Figure contents as structured data

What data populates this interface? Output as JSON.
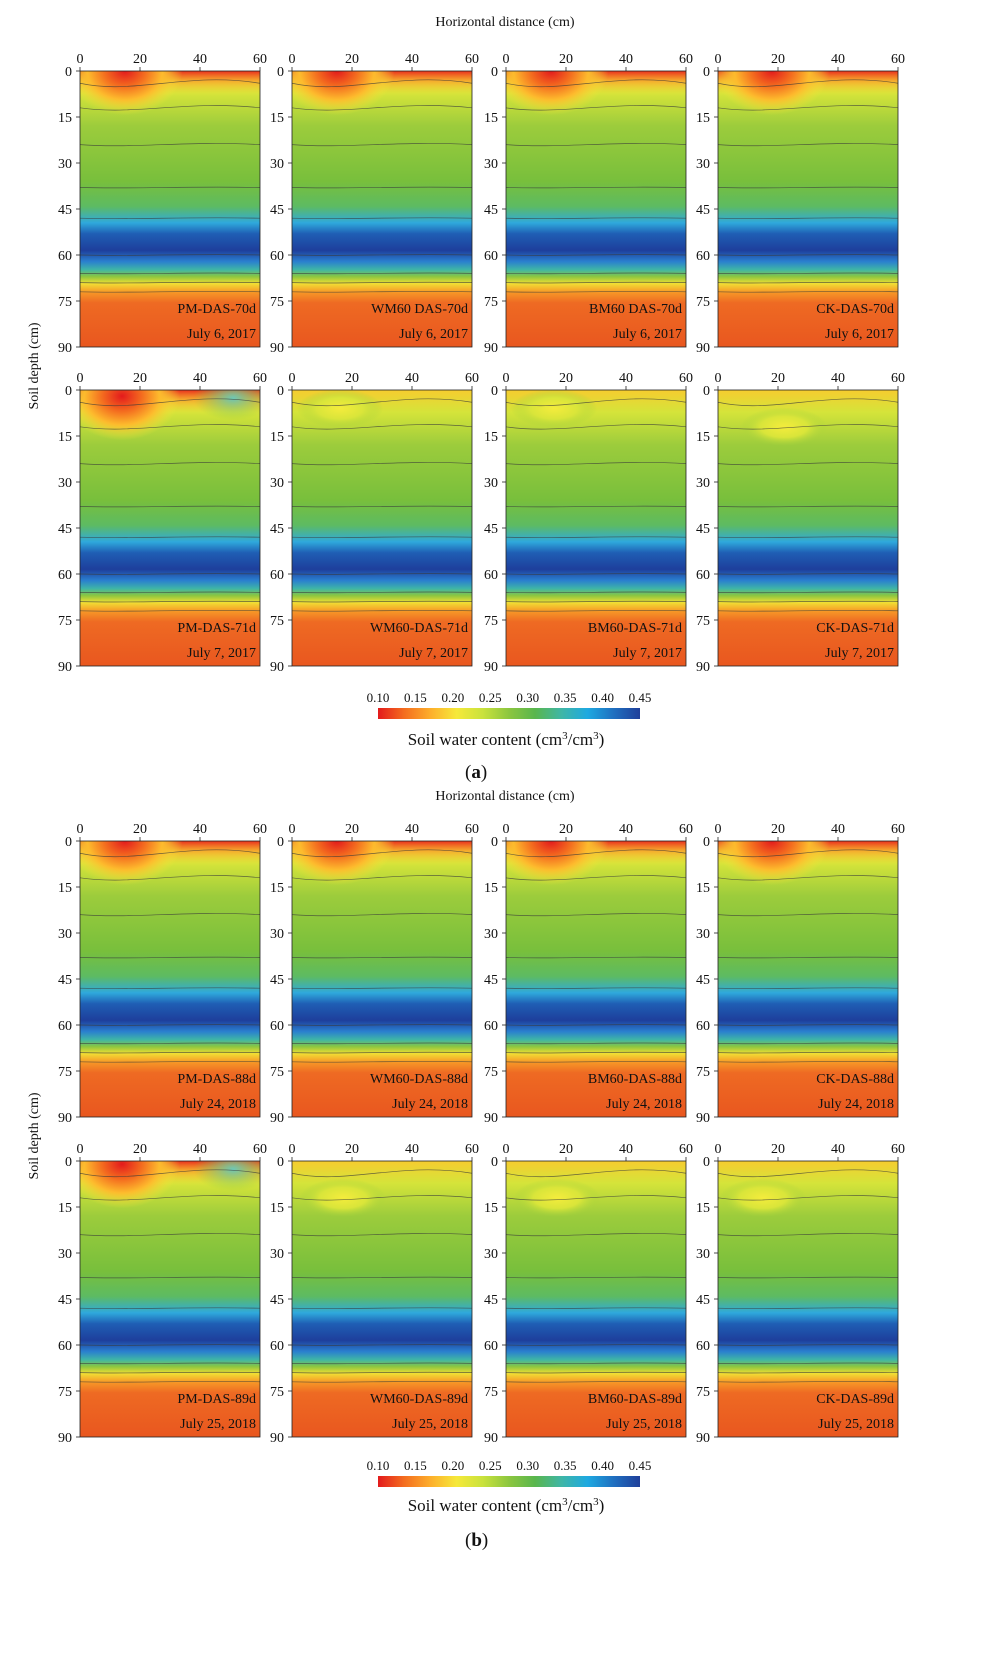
{
  "figure": {
    "xlabel": "Horizontal distance (cm)",
    "ylabel": "Soil depth (cm)",
    "colorbar_label_main": "Soil water content (cm",
    "colorbar_label_sup1": "3",
    "colorbar_label_mid": "/cm",
    "colorbar_label_sup2": "3",
    "colorbar_label_end": ")",
    "colorbar_ticks": [
      "0.10",
      "0.15",
      "0.20",
      "0.25",
      "0.30",
      "0.35",
      "0.40",
      "0.45"
    ],
    "colorbar_colors": [
      "#e31a1c",
      "#f46d1f",
      "#fdae2b",
      "#f6e93a",
      "#c9e23c",
      "#8cc63f",
      "#59b64d",
      "#3fb6a6",
      "#1ea9e1",
      "#1f6fc0",
      "#1f3f9a"
    ],
    "x_ticks": [
      "0",
      "20",
      "40",
      "60"
    ],
    "y_ticks": [
      "0",
      "15",
      "30",
      "45",
      "60",
      "75",
      "90"
    ],
    "panel_a_label": "a",
    "panel_b_label": "b"
  },
  "chart_data": [
    {
      "type": "heatmap",
      "group": "a",
      "title": "PM-DAS-70d",
      "date": "July 6, 2017",
      "x_range": [
        0,
        60
      ],
      "y_range": [
        0,
        90
      ],
      "wet_spot_x_cm": 15,
      "wet_spot_depth_cm": 0,
      "surface_swc": 0.1
    },
    {
      "type": "heatmap",
      "group": "a",
      "title": "WM60 DAS-70d",
      "date": "July 6, 2017",
      "x_range": [
        0,
        60
      ],
      "y_range": [
        0,
        90
      ],
      "wet_spot_x_cm": 15,
      "wet_spot_depth_cm": 0,
      "surface_swc": 0.12
    },
    {
      "type": "heatmap",
      "group": "a",
      "title": "BM60 DAS-70d",
      "date": "July 6, 2017",
      "x_range": [
        0,
        60
      ],
      "y_range": [
        0,
        90
      ],
      "wet_spot_x_cm": 15,
      "wet_spot_depth_cm": 0,
      "surface_swc": 0.12
    },
    {
      "type": "heatmap",
      "group": "a",
      "title": "CK-DAS-70d",
      "date": "July 6, 2017",
      "x_range": [
        0,
        60
      ],
      "y_range": [
        0,
        90
      ],
      "wet_spot_x_cm": 18,
      "wet_spot_depth_cm": 0,
      "surface_swc": 0.1
    },
    {
      "type": "heatmap",
      "group": "a",
      "title": "PM-DAS-71d",
      "date": "July 7, 2017",
      "x_range": [
        0,
        60
      ],
      "y_range": [
        0,
        90
      ],
      "wet_spot_x_cm": 14,
      "wet_spot_depth_cm": 2,
      "surface_swc": 0.1
    },
    {
      "type": "heatmap",
      "group": "a",
      "title": "WM60-DAS-71d",
      "date": "July 7, 2017",
      "x_range": [
        0,
        60
      ],
      "y_range": [
        0,
        90
      ],
      "wet_spot_x_cm": 16,
      "wet_spot_depth_cm": 6,
      "surface_swc": 0.19
    },
    {
      "type": "heatmap",
      "group": "a",
      "title": "BM60-DAS-71d",
      "date": "July 7, 2017",
      "x_range": [
        0,
        60
      ],
      "y_range": [
        0,
        90
      ],
      "wet_spot_x_cm": 16,
      "wet_spot_depth_cm": 6,
      "surface_swc": 0.19
    },
    {
      "type": "heatmap",
      "group": "a",
      "title": "CK-DAS-71d",
      "date": "July 7, 2017",
      "x_range": [
        0,
        60
      ],
      "y_range": [
        0,
        90
      ],
      "wet_spot_x_cm": 22,
      "wet_spot_depth_cm": 12,
      "surface_swc": 0.19
    },
    {
      "type": "heatmap",
      "group": "b",
      "title": "PM-DAS-88d",
      "date": "July 24, 2018",
      "x_range": [
        0,
        60
      ],
      "y_range": [
        0,
        90
      ],
      "wet_spot_x_cm": 15,
      "wet_spot_depth_cm": 0,
      "surface_swc": 0.15
    },
    {
      "type": "heatmap",
      "group": "b",
      "title": "WM60-DAS-88d",
      "date": "July 24, 2018",
      "x_range": [
        0,
        60
      ],
      "y_range": [
        0,
        90
      ],
      "wet_spot_x_cm": 15,
      "wet_spot_depth_cm": 0,
      "surface_swc": 0.12
    },
    {
      "type": "heatmap",
      "group": "b",
      "title": "BM60-DAS-88d",
      "date": "July 24, 2018",
      "x_range": [
        0,
        60
      ],
      "y_range": [
        0,
        90
      ],
      "wet_spot_x_cm": 15,
      "wet_spot_depth_cm": 0,
      "surface_swc": 0.12
    },
    {
      "type": "heatmap",
      "group": "b",
      "title": "CK-DAS-88d",
      "date": "July 24, 2018",
      "x_range": [
        0,
        60
      ],
      "y_range": [
        0,
        90
      ],
      "wet_spot_x_cm": 18,
      "wet_spot_depth_cm": 0,
      "surface_swc": 0.1
    },
    {
      "type": "heatmap",
      "group": "b",
      "title": "PM-DAS-89d",
      "date": "July 25, 2018",
      "x_range": [
        0,
        60
      ],
      "y_range": [
        0,
        90
      ],
      "wet_spot_x_cm": 14,
      "wet_spot_depth_cm": 1,
      "surface_swc": 0.1
    },
    {
      "type": "heatmap",
      "group": "b",
      "title": "WM60-DAS-89d",
      "date": "July 25, 2018",
      "x_range": [
        0,
        60
      ],
      "y_range": [
        0,
        90
      ],
      "wet_spot_x_cm": 17,
      "wet_spot_depth_cm": 12,
      "surface_swc": 0.2
    },
    {
      "type": "heatmap",
      "group": "b",
      "title": "BM60-DAS-89d",
      "date": "July 25, 2018",
      "x_range": [
        0,
        60
      ],
      "y_range": [
        0,
        90
      ],
      "wet_spot_x_cm": 17,
      "wet_spot_depth_cm": 12,
      "surface_swc": 0.2
    },
    {
      "type": "heatmap",
      "group": "b",
      "title": "CK-DAS-89d",
      "date": "July 25, 2018",
      "x_range": [
        0,
        60
      ],
      "y_range": [
        0,
        90
      ],
      "wet_spot_x_cm": 15,
      "wet_spot_depth_cm": 12,
      "surface_swc": 0.19
    }
  ]
}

Stated exercise -> Leave out the pictures and retype every line above exactly.

Worked answer ->
What data populates this interface? Output as JSON.
{
  "figure": {
    "xlabel": "Horizontal distance (cm)",
    "ylabel": "Soil depth (cm)",
    "colorbar_label_main": "Soil water content (cm",
    "colorbar_label_sup1": "3",
    "colorbar_label_mid": "/cm",
    "colorbar_label_sup2": "3",
    "colorbar_label_end": ")",
    "colorbar_ticks": [
      "0.10",
      "0.15",
      "0.20",
      "0.25",
      "0.30",
      "0.35",
      "0.40",
      "0.45"
    ],
    "colorbar_colors": [
      "#e31a1c",
      "#f46d1f",
      "#fdae2b",
      "#f6e93a",
      "#c9e23c",
      "#8cc63f",
      "#59b64d",
      "#3fb6a6",
      "#1ea9e1",
      "#1f6fc0",
      "#1f3f9a"
    ],
    "x_ticks": [
      "0",
      "20",
      "40",
      "60"
    ],
    "y_ticks": [
      "0",
      "15",
      "30",
      "45",
      "60",
      "75",
      "90"
    ],
    "panel_a_label": "a",
    "panel_b_label": "b"
  },
  "chart_data": [
    {
      "type": "heatmap",
      "group": "a",
      "title": "PM-DAS-70d",
      "date": "July 6, 2017",
      "x_range": [
        0,
        60
      ],
      "y_range": [
        0,
        90
      ],
      "wet_spot_x_cm": 15,
      "wet_spot_depth_cm": 0,
      "surface_swc": 0.1
    },
    {
      "type": "heatmap",
      "group": "a",
      "title": "WM60 DAS-70d",
      "date": "July 6, 2017",
      "x_range": [
        0,
        60
      ],
      "y_range": [
        0,
        90
      ],
      "wet_spot_x_cm": 15,
      "wet_spot_depth_cm": 0,
      "surface_swc": 0.12
    },
    {
      "type": "heatmap",
      "group": "a",
      "title": "BM60 DAS-70d",
      "date": "July 6, 2017",
      "x_range": [
        0,
        60
      ],
      "y_range": [
        0,
        90
      ],
      "wet_spot_x_cm": 15,
      "wet_spot_depth_cm": 0,
      "surface_swc": 0.12
    },
    {
      "type": "heatmap",
      "group": "a",
      "title": "CK-DAS-70d",
      "date": "July 6, 2017",
      "x_range": [
        0,
        60
      ],
      "y_range": [
        0,
        90
      ],
      "wet_spot_x_cm": 18,
      "wet_spot_depth_cm": 0,
      "surface_swc": 0.1
    },
    {
      "type": "heatmap",
      "group": "a",
      "title": "PM-DAS-71d",
      "date": "July 7, 2017",
      "x_range": [
        0,
        60
      ],
      "y_range": [
        0,
        90
      ],
      "wet_spot_x_cm": 14,
      "wet_spot_depth_cm": 2,
      "surface_swc": 0.1
    },
    {
      "type": "heatmap",
      "group": "a",
      "title": "WM60-DAS-71d",
      "date": "July 7, 2017",
      "x_range": [
        0,
        60
      ],
      "y_range": [
        0,
        90
      ],
      "wet_spot_x_cm": 16,
      "wet_spot_depth_cm": 6,
      "surface_swc": 0.19
    },
    {
      "type": "heatmap",
      "group": "a",
      "title": "BM60-DAS-71d",
      "date": "July 7, 2017",
      "x_range": [
        0,
        60
      ],
      "y_range": [
        0,
        90
      ],
      "wet_spot_x_cm": 16,
      "wet_spot_depth_cm": 6,
      "surface_swc": 0.19
    },
    {
      "type": "heatmap",
      "group": "a",
      "title": "CK-DAS-71d",
      "date": "July 7, 2017",
      "x_range": [
        0,
        60
      ],
      "y_range": [
        0,
        90
      ],
      "wet_spot_x_cm": 22,
      "wet_spot_depth_cm": 12,
      "surface_swc": 0.19
    },
    {
      "type": "heatmap",
      "group": "b",
      "title": "PM-DAS-88d",
      "date": "July 24, 2018",
      "x_range": [
        0,
        60
      ],
      "y_range": [
        0,
        90
      ],
      "wet_spot_x_cm": 15,
      "wet_spot_depth_cm": 0,
      "surface_swc": 0.15
    },
    {
      "type": "heatmap",
      "group": "b",
      "title": "WM60-DAS-88d",
      "date": "July 24, 2018",
      "x_range": [
        0,
        60
      ],
      "y_range": [
        0,
        90
      ],
      "wet_spot_x_cm": 15,
      "wet_spot_depth_cm": 0,
      "surface_swc": 0.12
    },
    {
      "type": "heatmap",
      "group": "b",
      "title": "BM60-DAS-88d",
      "date": "July 24, 2018",
      "x_range": [
        0,
        60
      ],
      "y_range": [
        0,
        90
      ],
      "wet_spot_x_cm": 15,
      "wet_spot_depth_cm": 0,
      "surface_swc": 0.12
    },
    {
      "type": "heatmap",
      "group": "b",
      "title": "CK-DAS-88d",
      "date": "July 24, 2018",
      "x_range": [
        0,
        60
      ],
      "y_range": [
        0,
        90
      ],
      "wet_spot_x_cm": 18,
      "wet_spot_depth_cm": 0,
      "surface_swc": 0.1
    },
    {
      "type": "heatmap",
      "group": "b",
      "title": "PM-DAS-89d",
      "date": "July 25, 2018",
      "x_range": [
        0,
        60
      ],
      "y_range": [
        0,
        90
      ],
      "wet_spot_x_cm": 14,
      "wet_spot_depth_cm": 1,
      "surface_swc": 0.1
    },
    {
      "type": "heatmap",
      "group": "b",
      "title": "WM60-DAS-89d",
      "date": "July 25, 2018",
      "x_range": [
        0,
        60
      ],
      "y_range": [
        0,
        90
      ],
      "wet_spot_x_cm": 17,
      "wet_spot_depth_cm": 12,
      "surface_swc": 0.2
    },
    {
      "type": "heatmap",
      "group": "b",
      "title": "BM60-DAS-89d",
      "date": "July 25, 2018",
      "x_range": [
        0,
        60
      ],
      "y_range": [
        0,
        90
      ],
      "wet_spot_x_cm": 17,
      "wet_spot_depth_cm": 12,
      "surface_swc": 0.2
    },
    {
      "type": "heatmap",
      "group": "b",
      "title": "CK-DAS-89d",
      "date": "July 25, 2018",
      "x_range": [
        0,
        60
      ],
      "y_range": [
        0,
        90
      ],
      "wet_spot_x_cm": 15,
      "wet_spot_depth_cm": 12,
      "surface_swc": 0.19
    }
  ]
}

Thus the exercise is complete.